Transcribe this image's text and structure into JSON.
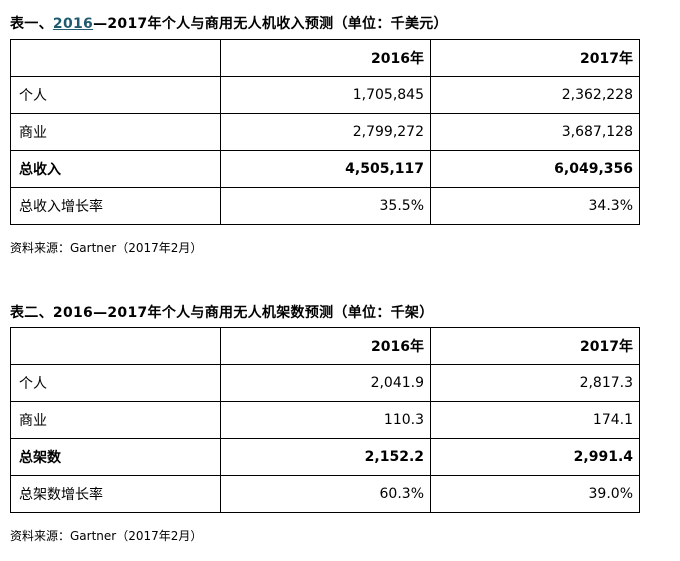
{
  "table1": {
    "caption_prefix": "表一、",
    "caption_link": "2016",
    "caption_rest": "—2017年个人与商用无人机收入预测（单位：千美元）",
    "header": [
      "",
      "2016年",
      "2017年"
    ],
    "rows": [
      {
        "label": "个人",
        "v2016": "1,705,845",
        "v2017": "2,362,228"
      },
      {
        "label": "商业",
        "v2016": "2,799,272",
        "v2017": "3,687,128"
      },
      {
        "label": "总收入",
        "v2016": "4,505,117",
        "v2017": "6,049,356"
      },
      {
        "label": "总收入增长率",
        "v2016": "35.5%",
        "v2017": "34.3%"
      }
    ],
    "source": "资料来源：Gartner（2017年2月）"
  },
  "table2": {
    "caption": "表二、2016—2017年个人与商用无人机架数预测（单位：千架）",
    "header": [
      "",
      "2016年",
      "2017年"
    ],
    "rows": [
      {
        "label": "个人",
        "v2016": "2,041.9",
        "v2017": "2,817.3"
      },
      {
        "label": "商业",
        "v2016": "110.3",
        "v2017": "174.1"
      },
      {
        "label": "总架数",
        "v2016": "2,152.2",
        "v2017": "2,991.4"
      },
      {
        "label": "总架数增长率",
        "v2016": "60.3%",
        "v2017": "39.0%"
      }
    ],
    "source": "资料来源：Gartner（2017年2月）"
  }
}
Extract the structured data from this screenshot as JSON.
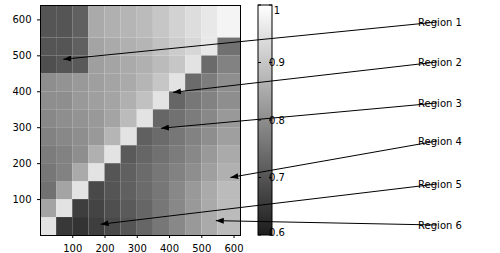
{
  "chart_data": {
    "type": "heatmap",
    "xlim": [
      0,
      620
    ],
    "ylim": [
      0,
      640
    ],
    "xticks": [
      100,
      200,
      300,
      400,
      500,
      600
    ],
    "yticks": [
      100,
      200,
      300,
      400,
      500,
      600
    ],
    "x_edges": [
      0,
      50,
      100,
      150,
      200,
      250,
      300,
      350,
      400,
      450,
      500,
      550,
      620
    ],
    "y_edges": [
      0,
      50,
      100,
      150,
      200,
      250,
      300,
      350,
      400,
      450,
      500,
      550,
      640
    ],
    "z": [
      [
        0.95,
        0.65,
        0.64,
        0.66,
        0.68,
        0.7,
        0.73,
        0.76,
        0.79,
        0.82,
        0.85,
        0.88
      ],
      [
        0.84,
        0.95,
        0.66,
        0.67,
        0.69,
        0.71,
        0.73,
        0.76,
        0.79,
        0.82,
        0.85,
        0.88
      ],
      [
        0.75,
        0.84,
        0.95,
        0.68,
        0.7,
        0.72,
        0.74,
        0.76,
        0.79,
        0.82,
        0.85,
        0.88
      ],
      [
        0.76,
        0.78,
        0.85,
        0.95,
        0.7,
        0.72,
        0.74,
        0.76,
        0.78,
        0.8,
        0.83,
        0.86
      ],
      [
        0.77,
        0.78,
        0.8,
        0.86,
        0.95,
        0.71,
        0.73,
        0.75,
        0.77,
        0.79,
        0.82,
        0.85
      ],
      [
        0.78,
        0.79,
        0.8,
        0.82,
        0.87,
        0.95,
        0.72,
        0.74,
        0.76,
        0.78,
        0.8,
        0.83
      ],
      [
        0.79,
        0.8,
        0.81,
        0.82,
        0.84,
        0.88,
        0.95,
        0.73,
        0.75,
        0.77,
        0.79,
        0.82
      ],
      [
        0.8,
        0.8,
        0.82,
        0.83,
        0.84,
        0.86,
        0.89,
        0.95,
        0.73,
        0.76,
        0.78,
        0.8
      ],
      [
        0.8,
        0.81,
        0.82,
        0.83,
        0.84,
        0.85,
        0.87,
        0.9,
        0.95,
        0.74,
        0.77,
        0.8
      ],
      [
        0.69,
        0.7,
        0.71,
        0.83,
        0.84,
        0.85,
        0.86,
        0.88,
        0.9,
        0.95,
        0.74,
        0.78
      ],
      [
        0.7,
        0.7,
        0.72,
        0.84,
        0.85,
        0.86,
        0.87,
        0.89,
        0.91,
        0.93,
        0.96,
        0.75
      ],
      [
        0.7,
        0.7,
        0.72,
        0.85,
        0.86,
        0.87,
        0.88,
        0.9,
        0.92,
        0.94,
        0.96,
        0.98
      ]
    ],
    "colorbar": {
      "range": [
        0.6,
        1
      ],
      "ticks": [
        0.6,
        0.7,
        0.8,
        0.9,
        1
      ]
    },
    "annotations": [
      {
        "text": "Region 1",
        "x": 72,
        "y": 489
      },
      {
        "text": "Region 2",
        "x": 412,
        "y": 397
      },
      {
        "text": "Region 3",
        "x": 375,
        "y": 297
      },
      {
        "text": "Region 4",
        "x": 590,
        "y": 160
      },
      {
        "text": "Region 5",
        "x": 188,
        "y": 30
      },
      {
        "text": "Region 6",
        "x": 545,
        "y": 40
      }
    ]
  }
}
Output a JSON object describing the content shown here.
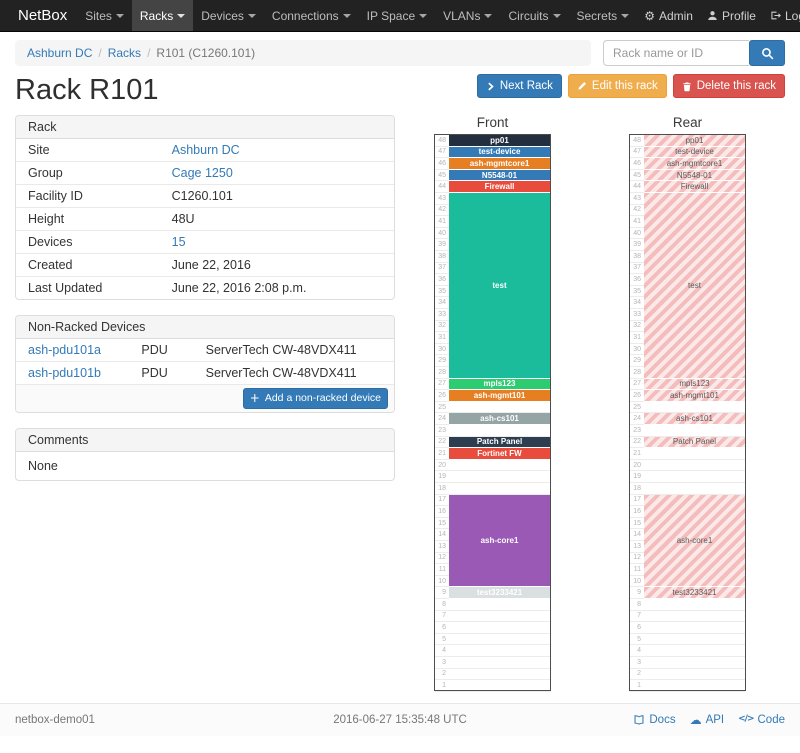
{
  "navbar": {
    "brand": "NetBox",
    "items": [
      {
        "label": "Sites",
        "active": false
      },
      {
        "label": "Racks",
        "active": true
      },
      {
        "label": "Devices",
        "active": false
      },
      {
        "label": "Connections",
        "active": false
      },
      {
        "label": "IP Space",
        "active": false
      },
      {
        "label": "VLANs",
        "active": false
      },
      {
        "label": "Circuits",
        "active": false
      },
      {
        "label": "Secrets",
        "active": false
      }
    ],
    "right": [
      {
        "label": "Admin",
        "icon": "gear-icon"
      },
      {
        "label": "Profile",
        "icon": "user-icon"
      },
      {
        "label": "Log out",
        "icon": "logout-icon"
      }
    ]
  },
  "breadcrumb": [
    {
      "label": "Ashburn DC",
      "link": true
    },
    {
      "label": "Racks",
      "link": true
    },
    {
      "label": "R101 (C1260.101)",
      "link": false
    }
  ],
  "search": {
    "placeholder": "Rack name or ID"
  },
  "actions": [
    {
      "label": "Next Rack",
      "icon": "chevron-right-icon",
      "style": "primary",
      "name": "next-rack-button"
    },
    {
      "label": "Edit this rack",
      "icon": "pencil-icon",
      "style": "warning",
      "name": "edit-rack-button"
    },
    {
      "label": "Delete this rack",
      "icon": "trash-icon",
      "style": "danger",
      "name": "delete-rack-button"
    }
  ],
  "page_title": "Rack R101",
  "rack_panel": {
    "title": "Rack",
    "rows": [
      {
        "label": "Site",
        "value": "Ashburn DC",
        "link": true
      },
      {
        "label": "Group",
        "value": "Cage 1250",
        "link": true
      },
      {
        "label": "Facility ID",
        "value": "C1260.101",
        "link": false
      },
      {
        "label": "Height",
        "value": "48U",
        "link": false
      },
      {
        "label": "Devices",
        "value": "15",
        "link": true
      },
      {
        "label": "Created",
        "value": "June 22, 2016",
        "link": false
      },
      {
        "label": "Last Updated",
        "value": "June 22, 2016 2:08 p.m.",
        "link": false
      }
    ]
  },
  "non_racked": {
    "title": "Non-Racked Devices",
    "devices": [
      {
        "name": "ash-pdu101a",
        "role": "PDU",
        "model": "ServerTech CW-48VDX411"
      },
      {
        "name": "ash-pdu101b",
        "role": "PDU",
        "model": "ServerTech CW-48VDX411"
      }
    ],
    "add_button": "Add a non-racked device"
  },
  "comments": {
    "title": "Comments",
    "body": "None"
  },
  "elevations": {
    "front_title": "Front",
    "rear_title": "Rear",
    "units": 48,
    "devices": [
      {
        "name": "pp01",
        "top_u": 48,
        "height": 1,
        "color": "#232e3f",
        "text_color": "#ffffff",
        "shown_rear": true
      },
      {
        "name": "test-device",
        "top_u": 47,
        "height": 1,
        "color": "#337ab7",
        "text_color": "#ffffff",
        "shown_rear": true
      },
      {
        "name": "ash-mgmtcore1",
        "top_u": 46,
        "height": 1,
        "color": "#e67e22",
        "text_color": "#ffffff",
        "shown_rear": true
      },
      {
        "name": "N5548-01",
        "top_u": 45,
        "height": 1,
        "color": "#337ab7",
        "text_color": "#ffffff",
        "shown_rear": true
      },
      {
        "name": "Firewall",
        "top_u": 44,
        "height": 1,
        "color": "#e74c3c",
        "text_color": "#ffffff",
        "shown_rear": true
      },
      {
        "name": "test",
        "top_u": 43,
        "height": 16,
        "color": "#1abc9c",
        "text_color": "#ffffff",
        "shown_rear": true
      },
      {
        "name": "mpls123",
        "top_u": 27,
        "height": 1,
        "color": "#2ecc71",
        "text_color": "#ffffff",
        "shown_rear": true
      },
      {
        "name": "ash-mgmt101",
        "top_u": 26,
        "height": 1,
        "color": "#e67e22",
        "text_color": "#ffffff",
        "shown_rear": true
      },
      {
        "name": "ash-cs101",
        "top_u": 24,
        "height": 1,
        "color": "#95a5a6",
        "text_color": "#ffffff",
        "shown_rear": true
      },
      {
        "name": "Patch Panel",
        "top_u": 22,
        "height": 1,
        "color": "#2c3e50",
        "text_color": "#ffffff",
        "shown_rear": true
      },
      {
        "name": "Fortinet FW",
        "top_u": 21,
        "height": 1,
        "color": "#e74c3c",
        "text_color": "#ffffff",
        "shown_rear": false
      },
      {
        "name": "ash-core1",
        "top_u": 17,
        "height": 8,
        "color": "#9b59b6",
        "text_color": "#ffffff",
        "shown_rear": true
      },
      {
        "name": "test3233421",
        "top_u": 9,
        "height": 1,
        "color": "#dadfe1",
        "text_color": "#ffffff",
        "shown_rear": true
      }
    ]
  },
  "footer": {
    "hostname": "netbox-demo01",
    "timestamp": "2016-06-27 15:35:48 UTC",
    "links": [
      {
        "label": "Docs",
        "icon": "book-icon"
      },
      {
        "label": "API",
        "icon": "cloud-icon"
      },
      {
        "label": "Code",
        "icon": "code-icon"
      }
    ]
  }
}
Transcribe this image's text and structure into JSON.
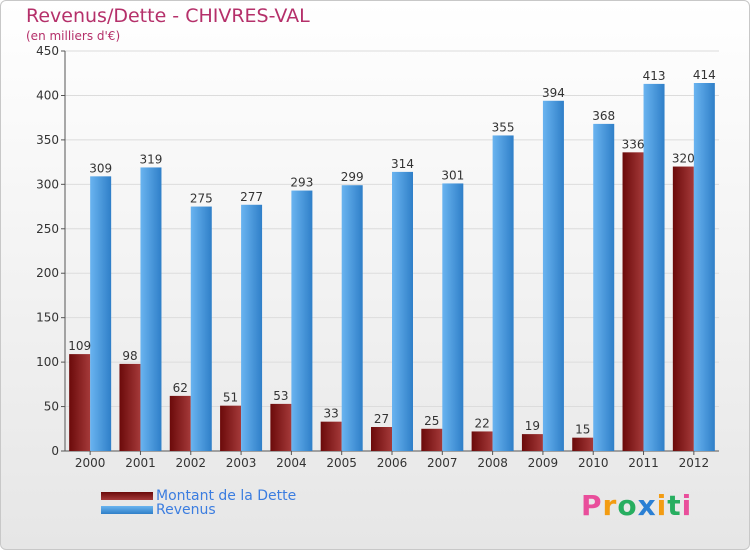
{
  "title": "Revenus/Dette - CHIVRES-VAL",
  "subtitle": "(en milliers d'€)",
  "colors": {
    "debt": "#6b0a0a",
    "debt_light": "#a53a3a",
    "revenue": "#2f7fc8",
    "revenue_light": "#6ab4f0",
    "axis_text": "#333333",
    "title": "#b5306a",
    "grid": "#dcdcdc"
  },
  "chart_data": {
    "type": "bar",
    "categories": [
      "2000",
      "2001",
      "2002",
      "2003",
      "2004",
      "2005",
      "2006",
      "2007",
      "2008",
      "2009",
      "2010",
      "2011",
      "2012"
    ],
    "series": [
      {
        "name": "Montant de la Dette",
        "values": [
          109,
          98,
          62,
          51,
          53,
          33,
          27,
          25,
          22,
          19,
          15,
          336,
          320
        ]
      },
      {
        "name": "Revenus",
        "values": [
          309,
          319,
          275,
          277,
          293,
          299,
          314,
          301,
          355,
          394,
          368,
          413,
          414
        ]
      }
    ],
    "ylim": [
      0,
      450
    ],
    "yticks": [
      0,
      50,
      100,
      150,
      200,
      250,
      300,
      350,
      400,
      450
    ],
    "grid": true,
    "legend_position": "bottom-left"
  },
  "legend": {
    "debt_label": "Montant de la Dette",
    "revenue_label": "Revenus"
  },
  "logo": {
    "letters": [
      "P",
      "r",
      "o",
      "x",
      "i",
      "t",
      "i"
    ],
    "colors": [
      "#e94e9b",
      "#f39c12",
      "#27ae60",
      "#2a7fd4",
      "#f39c12",
      "#27ae60",
      "#e94e9b"
    ]
  }
}
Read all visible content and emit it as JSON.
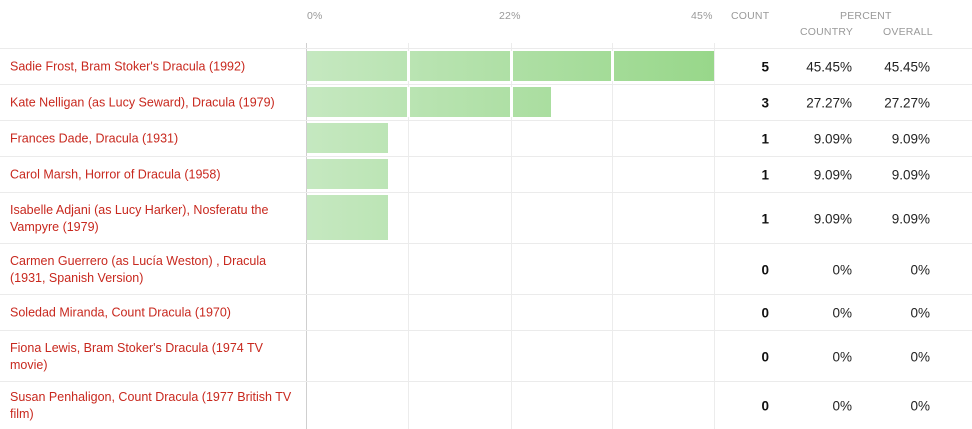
{
  "chart_data": {
    "type": "bar",
    "orientation": "horizontal",
    "axis_ticks": [
      "0%",
      "22%",
      "45%"
    ],
    "xlim": [
      0,
      45.45
    ],
    "headers": {
      "count": "COUNT",
      "percent": "PERCENT",
      "country": "COUNTRY",
      "overall": "OVERALL"
    },
    "colors": {
      "bar_start": "#c5e8c0",
      "bar_end": "#98d78a",
      "label": "#c8281e"
    },
    "rows": [
      {
        "label": "Sadie Frost, Bram Stoker's Dracula (1992)",
        "count": "5",
        "value": 45.45,
        "country": "45.45%",
        "overall": "45.45%"
      },
      {
        "label": "Kate Nelligan (as Lucy Seward), Dracula (1979)",
        "count": "3",
        "value": 27.27,
        "country": "27.27%",
        "overall": "27.27%"
      },
      {
        "label": "Frances Dade, Dracula (1931)",
        "count": "1",
        "value": 9.09,
        "country": "9.09%",
        "overall": "9.09%"
      },
      {
        "label": "Carol Marsh, Horror of Dracula (1958)",
        "count": "1",
        "value": 9.09,
        "country": "9.09%",
        "overall": "9.09%"
      },
      {
        "label": "Isabelle Adjani (as Lucy Harker), Nosferatu the Vampyre (1979)",
        "count": "1",
        "value": 9.09,
        "country": "9.09%",
        "overall": "9.09%"
      },
      {
        "label": "Carmen Guerrero (as Lucía Weston) , Dracula (1931, Spanish Version)",
        "count": "0",
        "value": 0,
        "country": "0%",
        "overall": "0%"
      },
      {
        "label": "Soledad Miranda, Count Dracula (1970)",
        "count": "0",
        "value": 0,
        "country": "0%",
        "overall": "0%"
      },
      {
        "label": "Fiona Lewis, Bram Stoker's Dracula (1974 TV movie)",
        "count": "0",
        "value": 0,
        "country": "0%",
        "overall": "0%"
      },
      {
        "label": "Susan Penhaligon, Count Dracula (1977 British TV film)",
        "count": "0",
        "value": 0,
        "country": "0%",
        "overall": "0%"
      }
    ]
  }
}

▶ Objective
Search the entries for the word "icon", then list each line that holds it.

▶ Response
        "icon": "gear-icon"
        "icon": "user-icon"
        "icon": "logout-icon"
      "icon": "chevron-right-icon",
      "icon": "pencil-icon",
      "icon": "trash-icon",
        "icon": "book-icon"
        "icon": "cloud-icon"
        "icon": "code-icon"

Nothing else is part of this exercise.